WORK TO DO:
Present the following data again exactly as it is shown.

DATASET EXCERPTS:
**********

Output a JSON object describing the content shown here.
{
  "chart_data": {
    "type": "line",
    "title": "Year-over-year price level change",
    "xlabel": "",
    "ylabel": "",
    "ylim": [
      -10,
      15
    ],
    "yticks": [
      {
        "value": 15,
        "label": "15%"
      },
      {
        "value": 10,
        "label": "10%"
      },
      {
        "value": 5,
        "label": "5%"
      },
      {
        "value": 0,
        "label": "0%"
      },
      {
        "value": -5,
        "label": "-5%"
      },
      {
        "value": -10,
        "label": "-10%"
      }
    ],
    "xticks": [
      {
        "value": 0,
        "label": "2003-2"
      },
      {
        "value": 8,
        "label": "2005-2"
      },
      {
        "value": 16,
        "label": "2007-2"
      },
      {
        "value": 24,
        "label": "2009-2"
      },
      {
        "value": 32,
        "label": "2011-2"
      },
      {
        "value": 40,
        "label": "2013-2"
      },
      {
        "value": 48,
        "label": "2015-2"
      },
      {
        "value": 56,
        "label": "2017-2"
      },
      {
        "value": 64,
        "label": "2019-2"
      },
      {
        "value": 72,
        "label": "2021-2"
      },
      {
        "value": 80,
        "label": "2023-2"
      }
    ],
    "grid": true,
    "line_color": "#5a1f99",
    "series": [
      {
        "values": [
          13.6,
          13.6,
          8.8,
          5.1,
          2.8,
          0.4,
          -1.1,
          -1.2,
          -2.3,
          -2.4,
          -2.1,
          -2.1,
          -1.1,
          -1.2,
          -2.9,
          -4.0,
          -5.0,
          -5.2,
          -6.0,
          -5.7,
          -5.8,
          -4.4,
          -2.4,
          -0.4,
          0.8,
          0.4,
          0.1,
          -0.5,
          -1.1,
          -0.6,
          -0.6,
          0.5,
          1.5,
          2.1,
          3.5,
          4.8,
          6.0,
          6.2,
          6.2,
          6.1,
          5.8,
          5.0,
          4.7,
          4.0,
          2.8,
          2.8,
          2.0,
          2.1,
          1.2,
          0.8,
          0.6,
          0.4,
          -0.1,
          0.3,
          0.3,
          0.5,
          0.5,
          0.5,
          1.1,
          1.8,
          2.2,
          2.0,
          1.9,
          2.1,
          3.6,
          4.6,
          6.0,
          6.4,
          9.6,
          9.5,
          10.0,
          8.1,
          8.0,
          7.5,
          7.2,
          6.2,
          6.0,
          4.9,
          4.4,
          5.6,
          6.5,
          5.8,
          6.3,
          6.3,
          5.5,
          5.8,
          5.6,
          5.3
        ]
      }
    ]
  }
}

**********

TASK RESULT:
Output a JSON object describing the content shown here.
{
  "chart_data": {
    "type": "line",
    "title": "Year-over-year price level change",
    "xlabel": "",
    "ylabel": "",
    "ylim": [
      -10,
      15
    ],
    "yticks": [
      {
        "value": 15,
        "label": "15%"
      },
      {
        "value": 10,
        "label": "10%"
      },
      {
        "value": 5,
        "label": "5%"
      },
      {
        "value": 0,
        "label": "0%"
      },
      {
        "value": -5,
        "label": "-5%"
      },
      {
        "value": -10,
        "label": "-10%"
      }
    ],
    "xticks": [
      {
        "value": 0,
        "label": "2003-2"
      },
      {
        "value": 8,
        "label": "2005-2"
      },
      {
        "value": 16,
        "label": "2007-2"
      },
      {
        "value": 24,
        "label": "2009-2"
      },
      {
        "value": 32,
        "label": "2011-2"
      },
      {
        "value": 40,
        "label": "2013-2"
      },
      {
        "value": 48,
        "label": "2015-2"
      },
      {
        "value": 56,
        "label": "2017-2"
      },
      {
        "value": 64,
        "label": "2019-2"
      },
      {
        "value": 72,
        "label": "2021-2"
      },
      {
        "value": 80,
        "label": "2023-2"
      }
    ],
    "grid": true,
    "line_color": "#5a1f99",
    "series": [
      {
        "values": [
          13.6,
          13.6,
          8.8,
          5.1,
          2.8,
          0.4,
          -1.1,
          -1.2,
          -2.3,
          -2.4,
          -2.1,
          -2.1,
          -1.1,
          -1.2,
          -2.9,
          -4.0,
          -5.0,
          -5.2,
          -6.0,
          -5.7,
          -5.8,
          -4.4,
          -2.4,
          -0.4,
          0.8,
          0.4,
          0.1,
          -0.5,
          -1.1,
          -0.6,
          -0.6,
          0.5,
          1.5,
          2.1,
          3.5,
          4.8,
          6.0,
          6.2,
          6.2,
          6.1,
          5.8,
          5.0,
          4.7,
          4.0,
          2.8,
          2.8,
          2.0,
          2.1,
          1.2,
          0.8,
          0.6,
          0.4,
          -0.1,
          0.3,
          0.3,
          0.5,
          0.5,
          0.5,
          1.1,
          1.8,
          2.2,
          2.0,
          1.9,
          2.1,
          3.6,
          4.6,
          6.0,
          6.4,
          9.6,
          9.5,
          10.0,
          8.1,
          8.0,
          7.5,
          7.2,
          6.2,
          6.0,
          4.9,
          4.4,
          5.6,
          6.5,
          5.8,
          6.3,
          6.3,
          5.5,
          5.8,
          5.6,
          5.3
        ]
      }
    ]
  }
}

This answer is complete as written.